--- TASK OBJECTIVE ---
Every line that holds "Search" should be shown.

##### PROVIDED DATA

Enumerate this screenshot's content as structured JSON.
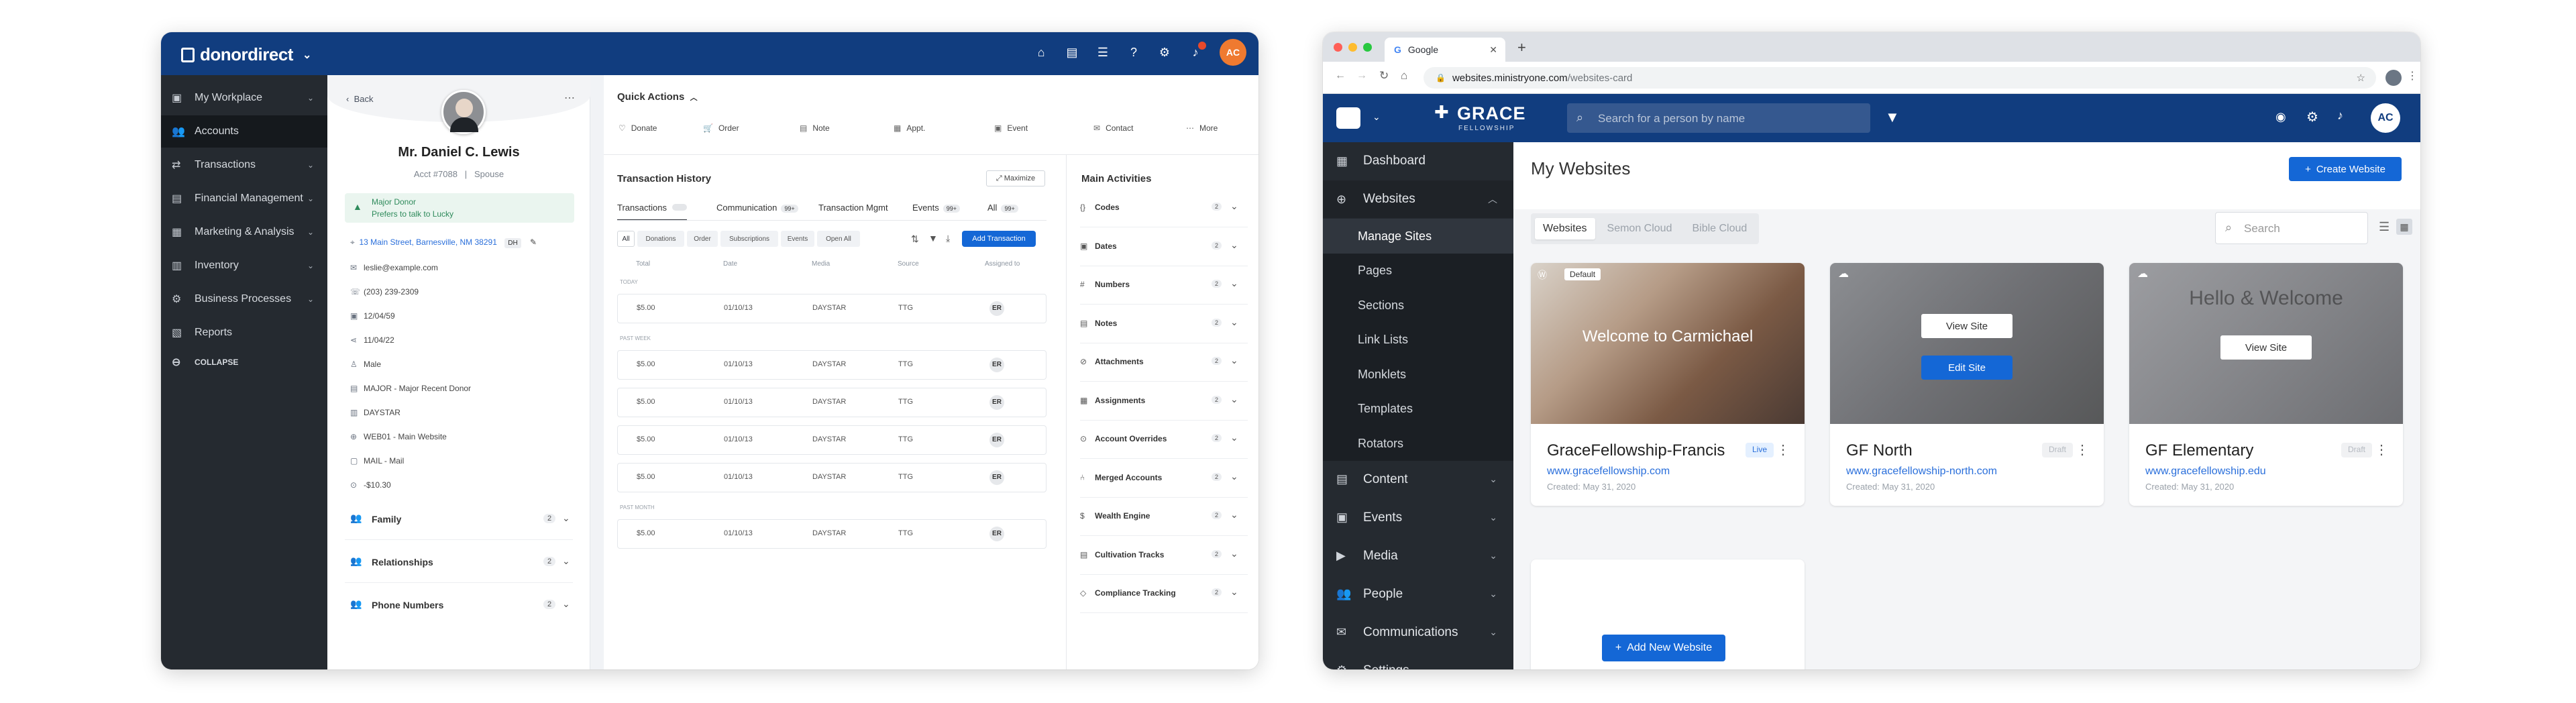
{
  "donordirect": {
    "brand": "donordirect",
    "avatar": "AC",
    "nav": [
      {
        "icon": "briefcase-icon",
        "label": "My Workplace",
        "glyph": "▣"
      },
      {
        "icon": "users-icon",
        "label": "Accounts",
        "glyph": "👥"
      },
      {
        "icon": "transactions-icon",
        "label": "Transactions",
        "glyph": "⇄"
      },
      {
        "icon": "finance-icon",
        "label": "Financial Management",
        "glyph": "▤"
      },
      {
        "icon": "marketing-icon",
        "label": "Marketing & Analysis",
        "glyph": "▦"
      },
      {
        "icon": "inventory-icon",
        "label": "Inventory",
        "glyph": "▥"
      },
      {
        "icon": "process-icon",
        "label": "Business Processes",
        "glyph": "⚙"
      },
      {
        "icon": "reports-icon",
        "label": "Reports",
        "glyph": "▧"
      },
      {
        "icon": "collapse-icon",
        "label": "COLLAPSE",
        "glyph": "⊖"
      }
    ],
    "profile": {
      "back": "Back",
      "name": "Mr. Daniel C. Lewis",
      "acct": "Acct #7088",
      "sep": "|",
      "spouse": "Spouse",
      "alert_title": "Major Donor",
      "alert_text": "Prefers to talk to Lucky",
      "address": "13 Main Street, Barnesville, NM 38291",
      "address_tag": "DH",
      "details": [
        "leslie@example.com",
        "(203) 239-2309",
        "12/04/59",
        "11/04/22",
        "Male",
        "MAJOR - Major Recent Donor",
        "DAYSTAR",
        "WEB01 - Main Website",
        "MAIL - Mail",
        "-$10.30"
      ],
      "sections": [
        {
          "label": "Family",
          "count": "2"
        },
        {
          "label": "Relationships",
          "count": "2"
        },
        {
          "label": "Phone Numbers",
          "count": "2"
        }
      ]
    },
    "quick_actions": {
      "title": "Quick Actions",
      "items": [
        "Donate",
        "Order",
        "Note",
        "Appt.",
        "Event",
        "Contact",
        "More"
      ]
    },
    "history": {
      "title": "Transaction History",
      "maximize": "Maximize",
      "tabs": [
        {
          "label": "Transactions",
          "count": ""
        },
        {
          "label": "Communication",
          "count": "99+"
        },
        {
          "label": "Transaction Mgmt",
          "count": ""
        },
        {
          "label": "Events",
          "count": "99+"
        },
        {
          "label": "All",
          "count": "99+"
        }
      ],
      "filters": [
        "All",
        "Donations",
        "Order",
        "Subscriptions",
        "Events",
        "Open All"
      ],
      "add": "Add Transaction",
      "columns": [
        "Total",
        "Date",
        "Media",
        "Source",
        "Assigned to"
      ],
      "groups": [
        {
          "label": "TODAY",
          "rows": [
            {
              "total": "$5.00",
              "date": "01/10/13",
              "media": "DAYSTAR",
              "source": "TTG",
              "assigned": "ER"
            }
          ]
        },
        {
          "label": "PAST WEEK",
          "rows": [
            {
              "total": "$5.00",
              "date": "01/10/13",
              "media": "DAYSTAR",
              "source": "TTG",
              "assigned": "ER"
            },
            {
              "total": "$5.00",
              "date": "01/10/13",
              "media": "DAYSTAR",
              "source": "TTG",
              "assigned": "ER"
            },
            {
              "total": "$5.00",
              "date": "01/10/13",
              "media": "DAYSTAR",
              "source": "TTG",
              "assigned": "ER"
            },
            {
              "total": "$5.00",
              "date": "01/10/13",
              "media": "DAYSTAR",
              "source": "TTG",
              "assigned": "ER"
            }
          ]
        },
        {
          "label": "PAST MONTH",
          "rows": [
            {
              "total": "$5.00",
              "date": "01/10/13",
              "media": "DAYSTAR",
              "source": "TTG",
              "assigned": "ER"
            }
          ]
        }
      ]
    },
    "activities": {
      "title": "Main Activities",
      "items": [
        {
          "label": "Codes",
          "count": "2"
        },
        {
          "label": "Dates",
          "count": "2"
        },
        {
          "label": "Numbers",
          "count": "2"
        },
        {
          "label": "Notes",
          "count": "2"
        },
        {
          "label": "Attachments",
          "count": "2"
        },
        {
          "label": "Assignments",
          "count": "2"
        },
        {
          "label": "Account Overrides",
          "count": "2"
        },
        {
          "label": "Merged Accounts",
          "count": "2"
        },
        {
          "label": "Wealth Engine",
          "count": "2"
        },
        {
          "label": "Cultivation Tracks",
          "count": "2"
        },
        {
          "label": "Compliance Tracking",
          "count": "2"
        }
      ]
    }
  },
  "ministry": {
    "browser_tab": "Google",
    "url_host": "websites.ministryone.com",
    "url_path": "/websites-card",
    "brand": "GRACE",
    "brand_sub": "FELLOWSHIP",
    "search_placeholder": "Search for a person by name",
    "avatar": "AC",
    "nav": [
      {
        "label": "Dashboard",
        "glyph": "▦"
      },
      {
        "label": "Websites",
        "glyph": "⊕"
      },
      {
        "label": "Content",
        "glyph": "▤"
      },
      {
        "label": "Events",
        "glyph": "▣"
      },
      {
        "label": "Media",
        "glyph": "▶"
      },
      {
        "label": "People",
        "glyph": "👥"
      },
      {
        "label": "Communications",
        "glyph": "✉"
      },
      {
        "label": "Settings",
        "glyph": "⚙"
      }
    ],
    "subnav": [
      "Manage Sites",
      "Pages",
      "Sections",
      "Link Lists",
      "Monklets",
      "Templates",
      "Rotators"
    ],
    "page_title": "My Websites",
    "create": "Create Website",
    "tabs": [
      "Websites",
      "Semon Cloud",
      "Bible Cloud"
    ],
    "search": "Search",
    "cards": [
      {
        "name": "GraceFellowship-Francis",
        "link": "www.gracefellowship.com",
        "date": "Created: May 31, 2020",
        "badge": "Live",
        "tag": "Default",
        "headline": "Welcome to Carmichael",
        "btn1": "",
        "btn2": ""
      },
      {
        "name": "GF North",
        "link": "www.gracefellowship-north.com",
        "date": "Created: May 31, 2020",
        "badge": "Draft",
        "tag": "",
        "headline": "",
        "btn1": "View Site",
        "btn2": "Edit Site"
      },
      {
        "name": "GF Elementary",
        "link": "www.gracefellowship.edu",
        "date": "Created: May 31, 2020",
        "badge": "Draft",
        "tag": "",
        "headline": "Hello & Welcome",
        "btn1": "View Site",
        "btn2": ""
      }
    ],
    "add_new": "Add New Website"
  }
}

##########
##### PROVIDED DATA

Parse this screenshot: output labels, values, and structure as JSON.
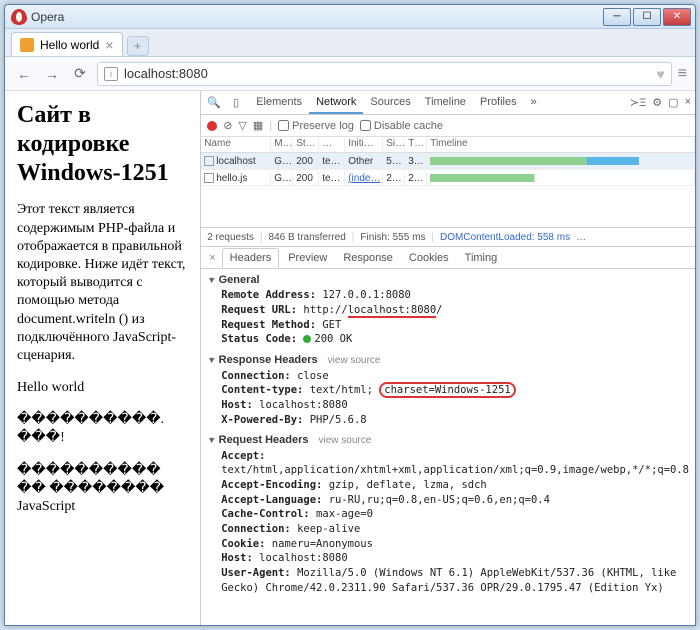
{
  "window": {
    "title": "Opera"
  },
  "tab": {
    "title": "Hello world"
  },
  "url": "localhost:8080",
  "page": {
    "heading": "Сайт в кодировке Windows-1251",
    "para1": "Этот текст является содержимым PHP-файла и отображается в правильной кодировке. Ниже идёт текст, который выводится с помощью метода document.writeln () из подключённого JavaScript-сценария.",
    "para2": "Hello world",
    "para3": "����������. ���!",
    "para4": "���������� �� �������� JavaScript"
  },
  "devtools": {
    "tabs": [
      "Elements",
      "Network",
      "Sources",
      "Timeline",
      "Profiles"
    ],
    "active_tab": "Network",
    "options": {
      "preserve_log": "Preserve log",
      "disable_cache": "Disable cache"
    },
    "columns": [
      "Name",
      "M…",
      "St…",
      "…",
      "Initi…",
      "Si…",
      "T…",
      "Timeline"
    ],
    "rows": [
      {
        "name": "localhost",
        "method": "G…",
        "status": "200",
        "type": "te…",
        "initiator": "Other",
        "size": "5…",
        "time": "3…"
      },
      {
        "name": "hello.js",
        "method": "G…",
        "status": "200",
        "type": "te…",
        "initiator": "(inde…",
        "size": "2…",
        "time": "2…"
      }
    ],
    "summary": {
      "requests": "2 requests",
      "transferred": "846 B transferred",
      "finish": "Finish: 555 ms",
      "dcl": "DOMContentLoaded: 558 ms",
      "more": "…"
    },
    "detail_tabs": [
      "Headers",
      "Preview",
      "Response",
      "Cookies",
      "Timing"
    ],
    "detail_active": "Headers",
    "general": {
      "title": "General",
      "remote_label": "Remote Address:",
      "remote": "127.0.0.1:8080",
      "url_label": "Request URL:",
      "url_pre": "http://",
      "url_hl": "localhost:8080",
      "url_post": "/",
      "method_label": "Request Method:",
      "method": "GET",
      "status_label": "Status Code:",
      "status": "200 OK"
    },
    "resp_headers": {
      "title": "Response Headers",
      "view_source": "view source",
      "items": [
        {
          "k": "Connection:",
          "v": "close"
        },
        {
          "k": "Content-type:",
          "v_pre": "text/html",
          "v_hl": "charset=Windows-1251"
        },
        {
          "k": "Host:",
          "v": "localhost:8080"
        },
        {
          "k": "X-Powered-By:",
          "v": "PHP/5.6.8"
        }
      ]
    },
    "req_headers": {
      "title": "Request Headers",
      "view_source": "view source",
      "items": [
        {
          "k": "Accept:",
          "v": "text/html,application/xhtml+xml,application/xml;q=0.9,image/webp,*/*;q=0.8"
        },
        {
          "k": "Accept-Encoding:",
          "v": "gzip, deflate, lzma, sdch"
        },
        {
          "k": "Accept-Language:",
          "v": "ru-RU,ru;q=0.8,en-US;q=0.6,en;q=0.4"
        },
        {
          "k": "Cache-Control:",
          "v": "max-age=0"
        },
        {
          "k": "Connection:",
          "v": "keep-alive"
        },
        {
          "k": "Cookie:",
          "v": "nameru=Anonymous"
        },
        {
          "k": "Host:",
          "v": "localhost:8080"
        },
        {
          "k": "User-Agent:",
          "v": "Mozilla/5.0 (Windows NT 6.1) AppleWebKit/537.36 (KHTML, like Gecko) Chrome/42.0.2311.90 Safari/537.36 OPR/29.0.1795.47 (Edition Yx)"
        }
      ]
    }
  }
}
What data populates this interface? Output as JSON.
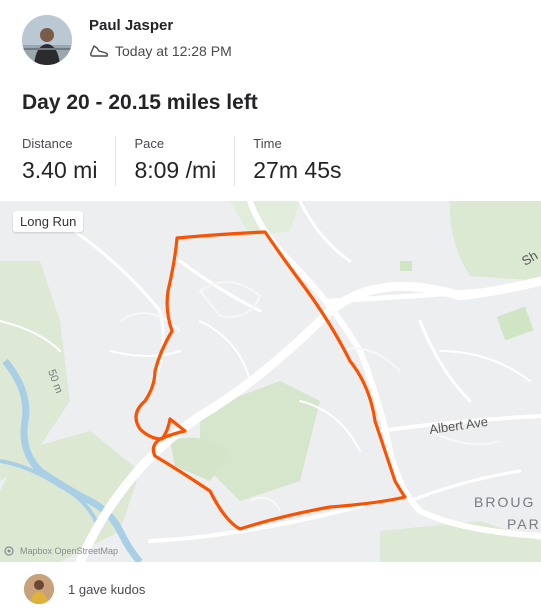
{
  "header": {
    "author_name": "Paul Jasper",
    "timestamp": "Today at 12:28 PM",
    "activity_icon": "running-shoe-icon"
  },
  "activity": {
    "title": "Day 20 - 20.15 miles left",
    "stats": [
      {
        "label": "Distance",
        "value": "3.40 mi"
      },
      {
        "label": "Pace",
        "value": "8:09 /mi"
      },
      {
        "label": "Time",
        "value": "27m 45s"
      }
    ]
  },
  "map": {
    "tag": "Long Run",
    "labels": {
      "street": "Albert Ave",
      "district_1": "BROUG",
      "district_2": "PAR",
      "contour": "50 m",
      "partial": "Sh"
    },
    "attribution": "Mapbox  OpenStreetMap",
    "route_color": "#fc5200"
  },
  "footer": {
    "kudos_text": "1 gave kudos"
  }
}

##########

--- COMPLETED EXERCISE ---
    "search_placeholder": "Search for a person by name",
    "search": "Search",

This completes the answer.